OBJECTIVE:
Tally up the lines below that include the word "Agora". Answer with the number alone.

-- Begin DATA LISTING --

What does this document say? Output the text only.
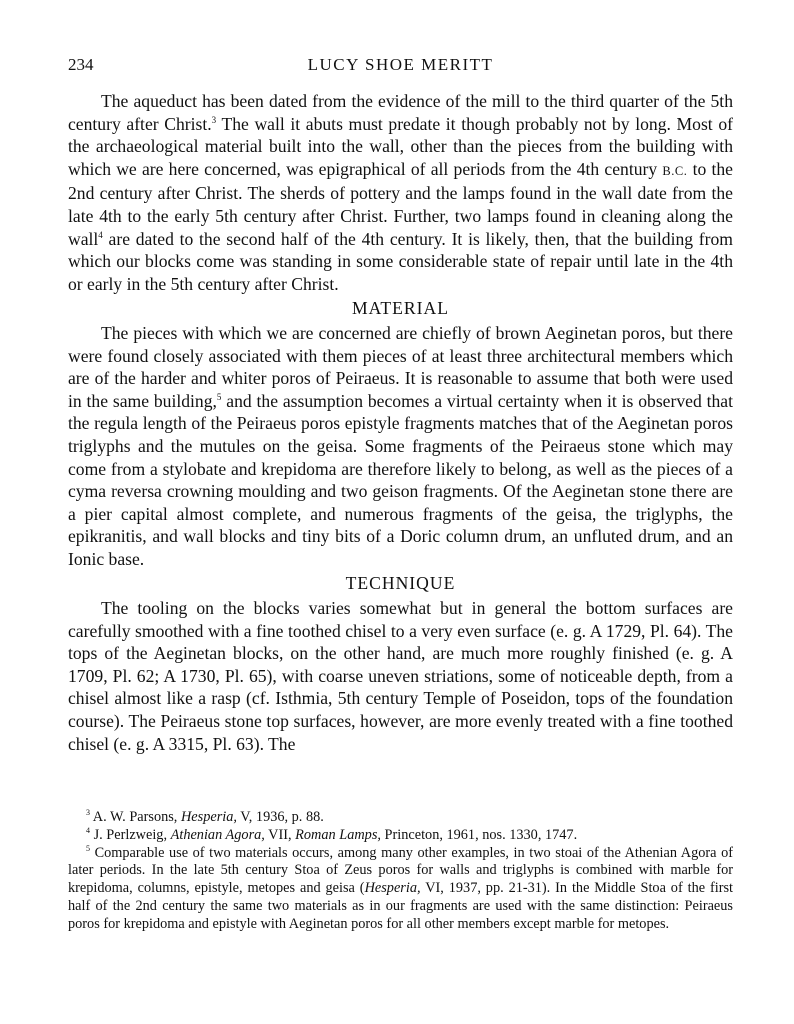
234	LUCY SHOE MERITT

The aqueduct has been dated from the evidence of the mill to the third quarter of the 5th century after Christ.$^3$ The wall it abuts must predate it though probably not by long. Most of the archaeological material built into the wall, other than the pieces from the building with which we are here concerned, was epigraphical of all periods from the 4th century B.C. to the 2nd century after Christ. The sherds of pottery and the lamps found in the wall date from the late 4th to the early 5th century after Christ. Further, two lamps found in cleaning along the wall$^4$ are dated to the second half of the 4th century. It is likely, then, that the building from which our blocks come was standing in some considerable state of repair until late in the 4th or early in the 5th century after Christ.

MATERIAL

The pieces with which we are concerned are chiefly of brown Aeginetan poros, but there were found closely associated with them pieces of at least three architectural members which are of the harder and whiter poros of Peiraeus. It is reasonable to assume that both were used in the same building,$^5$ and the assumption becomes a virtual certainty when it is observed that the regula length of the Peiraeus poros epistyle fragments matches that of the Aeginetan poros triglyphs and the mutules on the geisa. Some fragments of the Peiraeus stone which may come from a stylobate and krepidoma are therefore likely to belong, as well as the pieces of a cyma reversa crowning moulding and two geison fragments. Of the Aeginetan stone there are a pier capital almost complete, and numerous fragments of the geisa, the triglyphs, the epikranitis, and wall blocks and tiny bits of a Doric column drum, an unfluted drum, and an Ionic base.

TECHNIQUE

The tooling on the blocks varies somewhat but in general the bottom surfaces are carefully smoothed with a fine toothed chisel to a very even surface (e. g. A 1729, Pl. 64). The tops of the Aeginetan blocks, on the other hand, are much more roughly finished (e. g. A 1709, Pl. 62; A 1730, Pl. 65), with coarse uneven striations, some of noticeable depth, from a chisel almost like a rasp (cf. Isthmia, 5th century Temple of Poseidon, tops of the foundation course). The Peiraeus stone top surfaces, however, are more evenly treated with a fine toothed chisel (e. g. A 3315, Pl. 63). The

$^3$ A. W. Parsons, Hesperia, V, 1936, p. 88.

$^4$ J. Perlzweig, Athenian Agora, VII, Roman Lamps, Princeton, 1961, nos. 1330, 1747.

$^5$ Comparable use of two materials occurs, among many other examples, in two stoai of the Athenian Agora of later periods. In the late 5th century Stoa of Zeus poros for walls and triglyphs is combined with marble for krepidoma, columns, epistyle, metopes and geisa (Hesperia, VI, 1937, pp. 21-31). In the Middle Stoa of the first half of the 2nd century the same two materials as in our fragments are used with the same distinction: Peiraeus poros for krepidoma and epistyle with Aeginetan poros for all other members except marble for metopes.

-- End DATA LISTING --

RESULT OF THE EXERCISE:
2